▶ **Request**:
Print the data that follows exactly.

[start Material for this task]

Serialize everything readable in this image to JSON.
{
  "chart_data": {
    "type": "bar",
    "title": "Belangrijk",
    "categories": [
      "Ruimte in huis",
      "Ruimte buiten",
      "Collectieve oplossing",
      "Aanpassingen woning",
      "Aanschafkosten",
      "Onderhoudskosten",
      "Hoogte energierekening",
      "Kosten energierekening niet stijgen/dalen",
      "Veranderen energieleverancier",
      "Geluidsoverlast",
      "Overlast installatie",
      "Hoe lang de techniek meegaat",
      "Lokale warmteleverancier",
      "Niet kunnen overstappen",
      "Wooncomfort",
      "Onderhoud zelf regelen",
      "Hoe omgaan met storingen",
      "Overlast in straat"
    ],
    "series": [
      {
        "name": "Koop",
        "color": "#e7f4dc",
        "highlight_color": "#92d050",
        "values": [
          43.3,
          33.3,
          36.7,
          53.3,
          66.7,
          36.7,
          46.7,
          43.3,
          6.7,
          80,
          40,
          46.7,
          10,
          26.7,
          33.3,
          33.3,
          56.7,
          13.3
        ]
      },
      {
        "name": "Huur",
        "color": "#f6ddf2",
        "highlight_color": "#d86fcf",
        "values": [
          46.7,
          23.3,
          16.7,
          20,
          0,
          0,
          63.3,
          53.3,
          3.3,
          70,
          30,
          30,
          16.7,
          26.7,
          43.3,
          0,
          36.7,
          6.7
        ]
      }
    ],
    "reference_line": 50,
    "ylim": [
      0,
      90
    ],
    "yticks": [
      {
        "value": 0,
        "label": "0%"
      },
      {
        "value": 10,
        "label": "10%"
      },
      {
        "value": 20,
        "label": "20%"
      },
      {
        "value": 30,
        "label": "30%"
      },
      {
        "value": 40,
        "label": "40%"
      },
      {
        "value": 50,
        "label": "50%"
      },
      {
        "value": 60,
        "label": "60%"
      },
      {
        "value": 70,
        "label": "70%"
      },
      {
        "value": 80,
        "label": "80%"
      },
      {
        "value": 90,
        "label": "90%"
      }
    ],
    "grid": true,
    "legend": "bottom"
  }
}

[end Material for this task]

▶ **Full output**:
Serialize everything readable in this image to JSON.
{
  "chart_data": {
    "type": "bar",
    "title": "Belangrijk",
    "categories": [
      "Ruimte in huis",
      "Ruimte buiten",
      "Collectieve oplossing",
      "Aanpassingen woning",
      "Aanschafkosten",
      "Onderhoudskosten",
      "Hoogte energierekening",
      "Kosten energierekening niet stijgen/dalen",
      "Veranderen energieleverancier",
      "Geluidsoverlast",
      "Overlast installatie",
      "Hoe lang de techniek meegaat",
      "Lokale warmteleverancier",
      "Niet kunnen overstappen",
      "Wooncomfort",
      "Onderhoud zelf regelen",
      "Hoe omgaan met storingen",
      "Overlast in straat"
    ],
    "series": [
      {
        "name": "Koop",
        "color": "#e7f4dc",
        "highlight_color": "#92d050",
        "values": [
          43.3,
          33.3,
          36.7,
          53.3,
          66.7,
          36.7,
          46.7,
          43.3,
          6.7,
          80,
          40,
          46.7,
          10,
          26.7,
          33.3,
          33.3,
          56.7,
          13.3
        ]
      },
      {
        "name": "Huur",
        "color": "#f6ddf2",
        "highlight_color": "#d86fcf",
        "values": [
          46.7,
          23.3,
          16.7,
          20,
          0,
          0,
          63.3,
          53.3,
          3.3,
          70,
          30,
          30,
          16.7,
          26.7,
          43.3,
          0,
          36.7,
          6.7
        ]
      }
    ],
    "reference_line": 50,
    "ylim": [
      0,
      90
    ],
    "yticks": [
      {
        "value": 0,
        "label": "0%"
      },
      {
        "value": 10,
        "label": "10%"
      },
      {
        "value": 20,
        "label": "20%"
      },
      {
        "value": 30,
        "label": "30%"
      },
      {
        "value": 40,
        "label": "40%"
      },
      {
        "value": 50,
        "label": "50%"
      },
      {
        "value": 60,
        "label": "60%"
      },
      {
        "value": 70,
        "label": "70%"
      },
      {
        "value": 80,
        "label": "80%"
      },
      {
        "value": 90,
        "label": "90%"
      }
    ],
    "grid": true,
    "legend": "bottom"
  }
}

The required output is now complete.